(Instruction) Among the entries below, find the lines with "Open" and copy them.

(Records provided)
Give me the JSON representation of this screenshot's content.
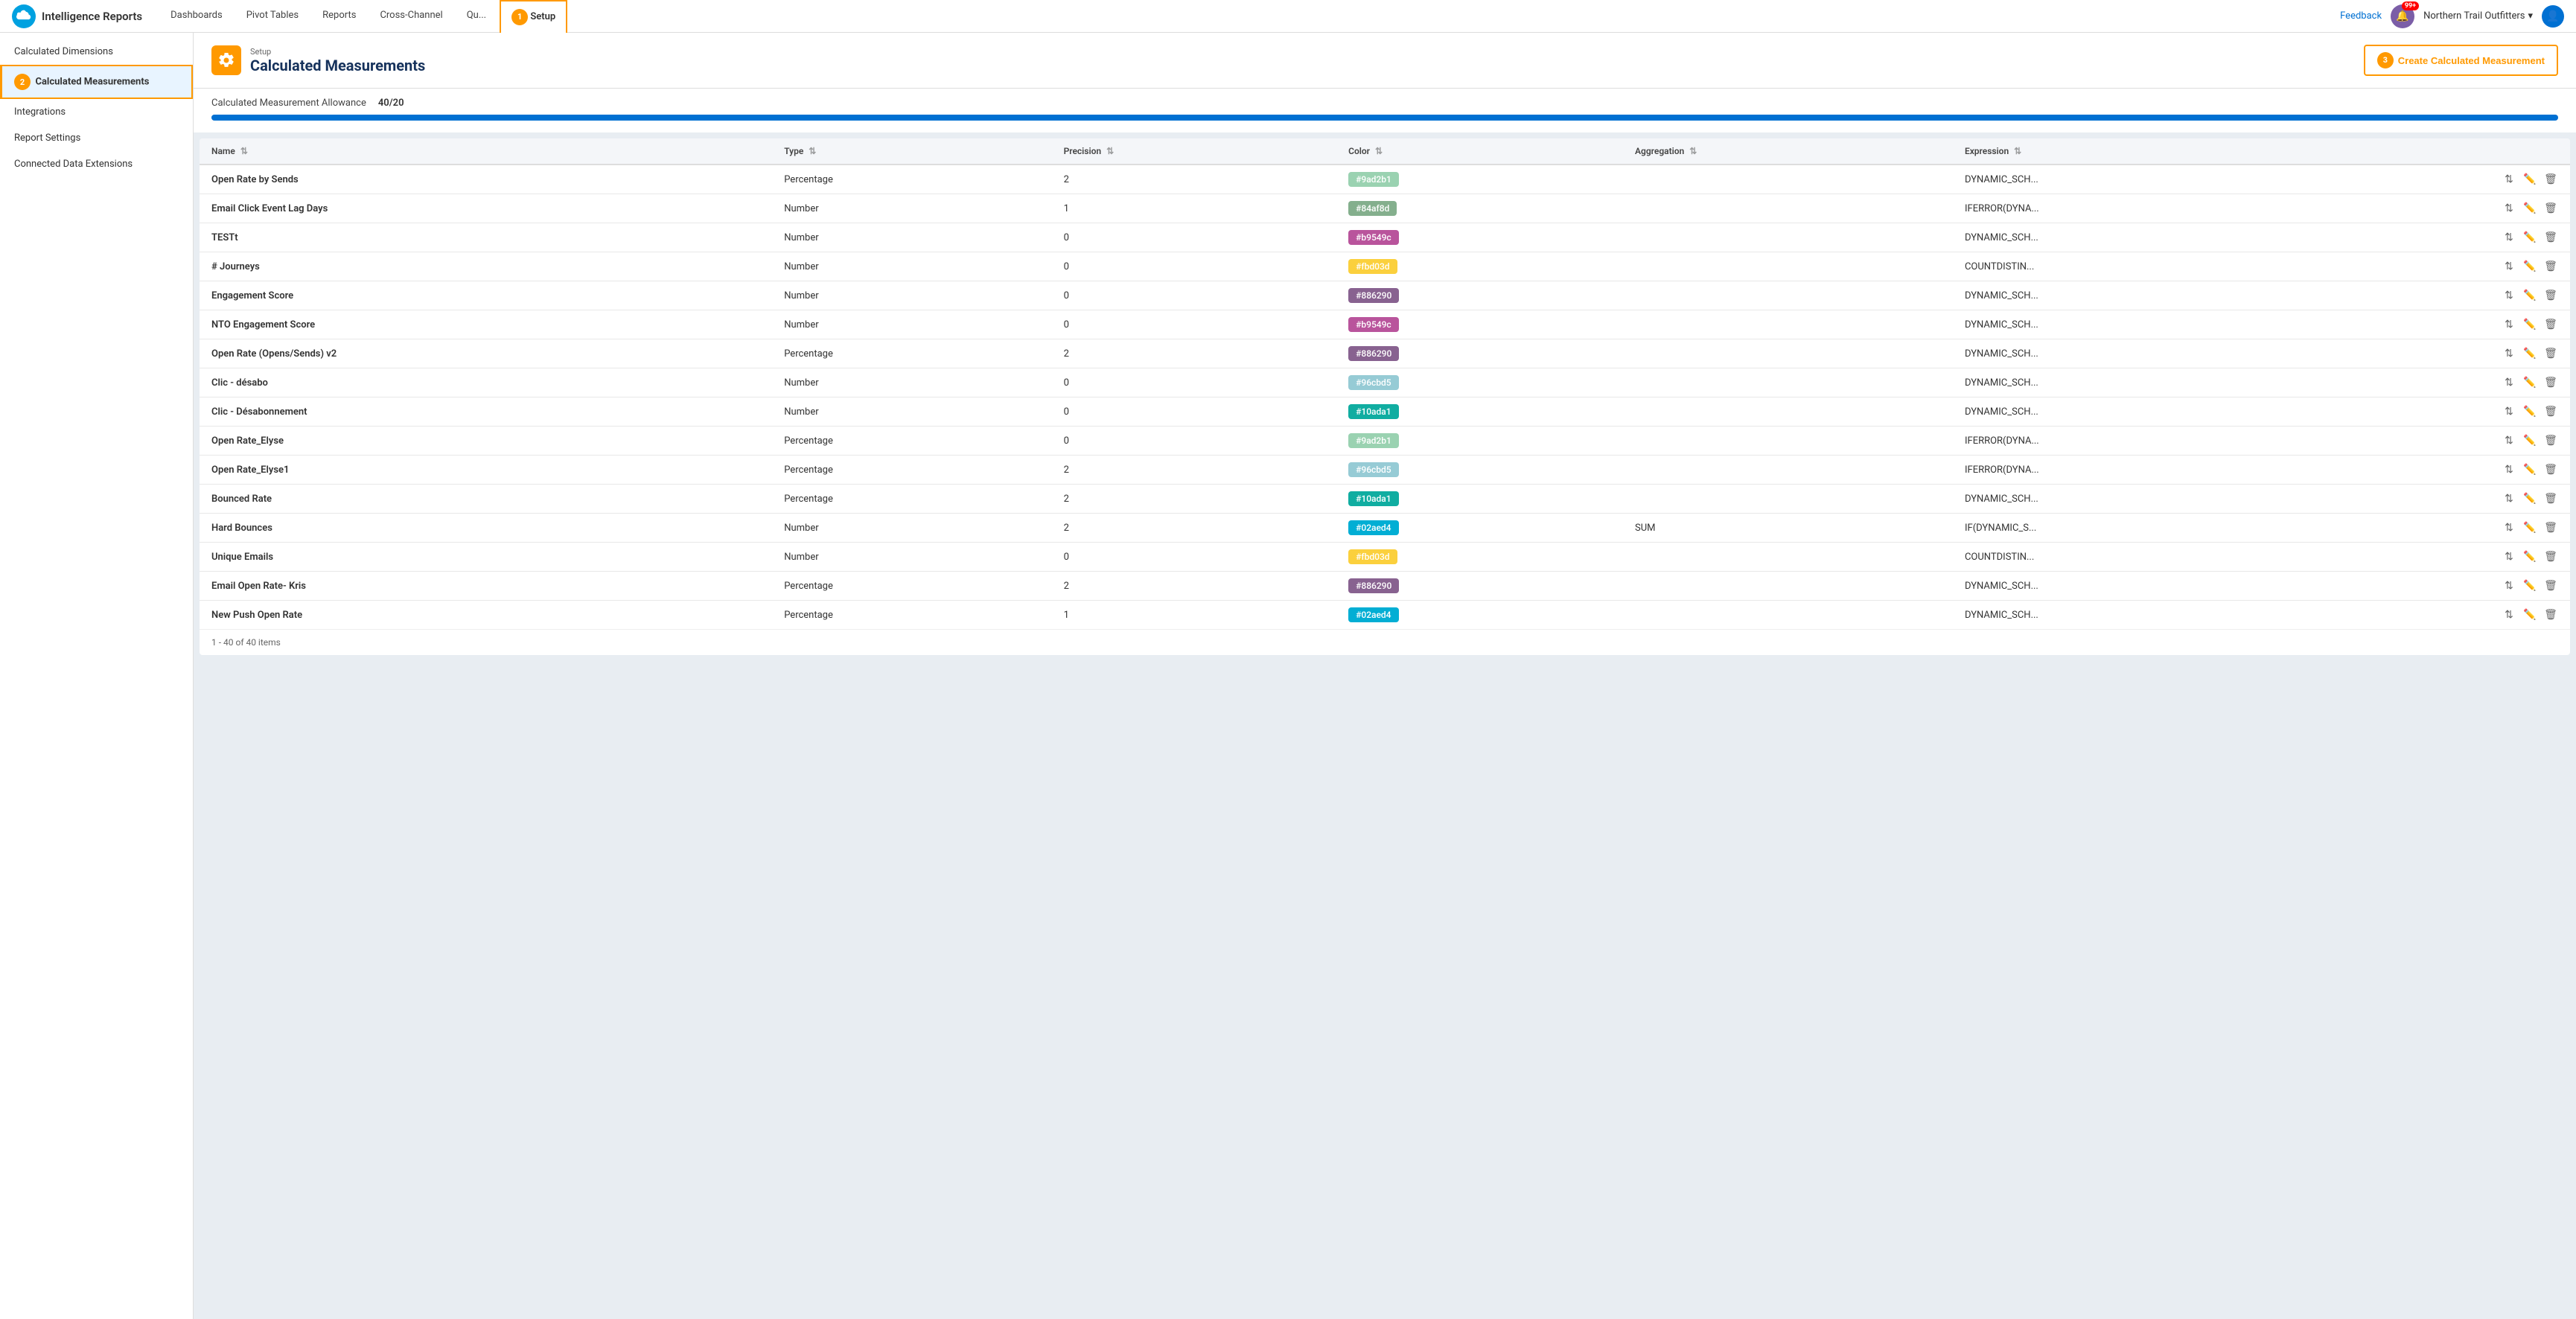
{
  "app": {
    "name": "Intelligence Reports",
    "logo_alt": "Salesforce"
  },
  "nav": {
    "links": [
      {
        "label": "Dashboards",
        "active": false
      },
      {
        "label": "Pivot Tables",
        "active": false
      },
      {
        "label": "Reports",
        "active": false
      },
      {
        "label": "Cross-Channel",
        "active": false
      },
      {
        "label": "Qu...",
        "active": false
      },
      {
        "label": "Setup",
        "active": true
      }
    ],
    "feedback": "Feedback",
    "notifications_count": "99+",
    "org_name": "Northern Trail Outfitters",
    "step1_number": "1"
  },
  "sidebar": {
    "items": [
      {
        "label": "Calculated Dimensions",
        "active": false,
        "id": "calc-dimensions"
      },
      {
        "label": "Calculated Measurements",
        "active": true,
        "id": "calc-measurements"
      },
      {
        "label": "Integrations",
        "active": false,
        "id": "integrations"
      },
      {
        "label": "Report Settings",
        "active": false,
        "id": "report-settings"
      },
      {
        "label": "Connected Data Extensions",
        "active": false,
        "id": "connected-data"
      }
    ],
    "step2_number": "2"
  },
  "page": {
    "setup_label": "Setup",
    "title": "Calculated Measurements",
    "create_button": "Create Calculated Measurement",
    "step3_number": "3",
    "allowance_label": "Calculated Measurement Allowance",
    "allowance_value": "40/20",
    "progress_percent": 100
  },
  "table": {
    "columns": [
      {
        "label": "Name",
        "key": "name"
      },
      {
        "label": "Type",
        "key": "type"
      },
      {
        "label": "Precision",
        "key": "precision"
      },
      {
        "label": "Color",
        "key": "color"
      },
      {
        "label": "Aggregation",
        "key": "aggregation"
      },
      {
        "label": "Expression",
        "key": "expression"
      }
    ],
    "rows": [
      {
        "name": "Open Rate by Sends",
        "type": "Percentage",
        "precision": "2",
        "color": "#9ad2b1",
        "color_label": "#9ad2b1",
        "aggregation": "",
        "expression": "DYNAMIC_SCH..."
      },
      {
        "name": "Email Click Event Lag Days",
        "type": "Number",
        "precision": "1",
        "color": "#84af8d",
        "color_label": "#84af8d",
        "aggregation": "",
        "expression": "IFERROR(DYNA..."
      },
      {
        "name": "TESTt",
        "type": "Number",
        "precision": "0",
        "color": "#b9549c",
        "color_label": "#b9549c",
        "aggregation": "",
        "expression": "DYNAMIC_SCH..."
      },
      {
        "name": "# Journeys",
        "type": "Number",
        "precision": "0",
        "color": "#fbd03d",
        "color_label": "#fbd03d",
        "aggregation": "",
        "expression": "COUNTDISTIN..."
      },
      {
        "name": "Engagement Score",
        "type": "Number",
        "precision": "0",
        "color": "#886290",
        "color_label": "#886290",
        "aggregation": "",
        "expression": "DYNAMIC_SCH..."
      },
      {
        "name": "NTO Engagement Score",
        "type": "Number",
        "precision": "0",
        "color": "#b9549c",
        "color_label": "#b9549c",
        "aggregation": "",
        "expression": "DYNAMIC_SCH..."
      },
      {
        "name": "Open Rate (Opens/Sends) v2",
        "type": "Percentage",
        "precision": "2",
        "color": "#886290",
        "color_label": "#886290",
        "aggregation": "",
        "expression": "DYNAMIC_SCH..."
      },
      {
        "name": "Clic - désabo",
        "type": "Number",
        "precision": "0",
        "color": "#96cbd5",
        "color_label": "#96cbd5",
        "aggregation": "",
        "expression": "DYNAMIC_SCH..."
      },
      {
        "name": "Clic - Désabonnement",
        "type": "Number",
        "precision": "0",
        "color": "#10ada1",
        "color_label": "#10ada1",
        "aggregation": "",
        "expression": "DYNAMIC_SCH..."
      },
      {
        "name": "Open Rate_Elyse",
        "type": "Percentage",
        "precision": "0",
        "color": "#9ad2b1",
        "color_label": "#9ad2b1",
        "aggregation": "",
        "expression": "IFERROR(DYNA..."
      },
      {
        "name": "Open Rate_Elyse1",
        "type": "Percentage",
        "precision": "2",
        "color": "#96cbd5",
        "color_label": "#96cbd5",
        "aggregation": "",
        "expression": "IFERROR(DYNA..."
      },
      {
        "name": "Bounced Rate",
        "type": "Percentage",
        "precision": "2",
        "color": "#10ada1",
        "color_label": "#10ada1",
        "aggregation": "",
        "expression": "DYNAMIC_SCH..."
      },
      {
        "name": "Hard Bounces",
        "type": "Number",
        "precision": "2",
        "color": "#02aed4",
        "color_label": "#02aed4",
        "aggregation": "SUM",
        "expression": "IF(DYNAMIC_S..."
      },
      {
        "name": "Unique Emails",
        "type": "Number",
        "precision": "0",
        "color": "#fbd03d",
        "color_label": "#fbd03d",
        "aggregation": "",
        "expression": "COUNTDISTIN..."
      },
      {
        "name": "Email Open Rate- Kris",
        "type": "Percentage",
        "precision": "2",
        "color": "#886290",
        "color_label": "#886290",
        "aggregation": "",
        "expression": "DYNAMIC_SCH..."
      },
      {
        "name": "New Push Open Rate",
        "type": "Percentage",
        "precision": "1",
        "color": "#02aed4",
        "color_label": "#02aed4",
        "aggregation": "",
        "expression": "DYNAMIC_SCH..."
      }
    ],
    "pagination": "1 - 40 of 40 items"
  }
}
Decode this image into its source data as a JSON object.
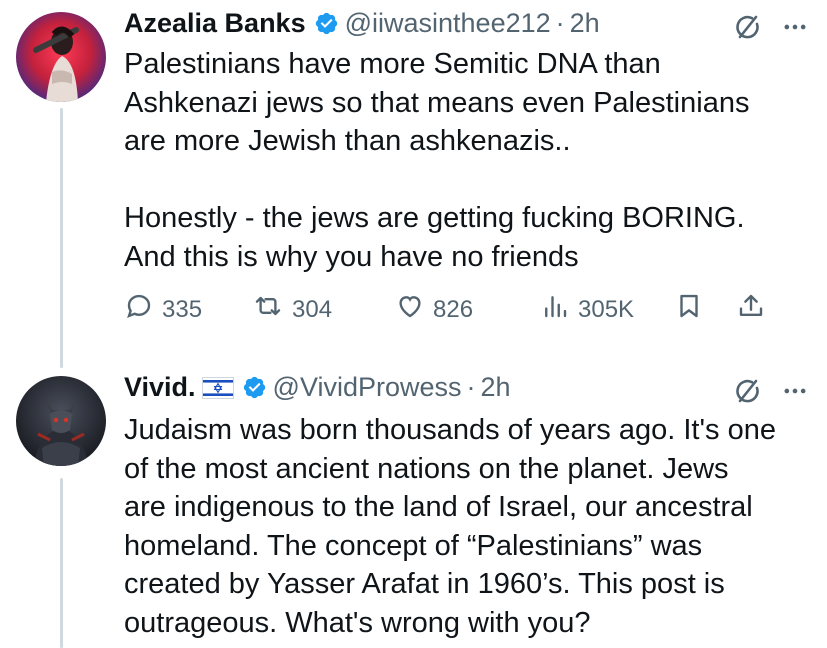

(Problem solution)
        "name": "Open Rate by Sends",
        "name": "Open Rate (Opens/Sends) v2",
        "name": "Open Rate_Elyse",
        "name": "Open Rate_Elyse1",
        "name": "Email Open Rate- Kris",
        "name": "New Push Open Rate",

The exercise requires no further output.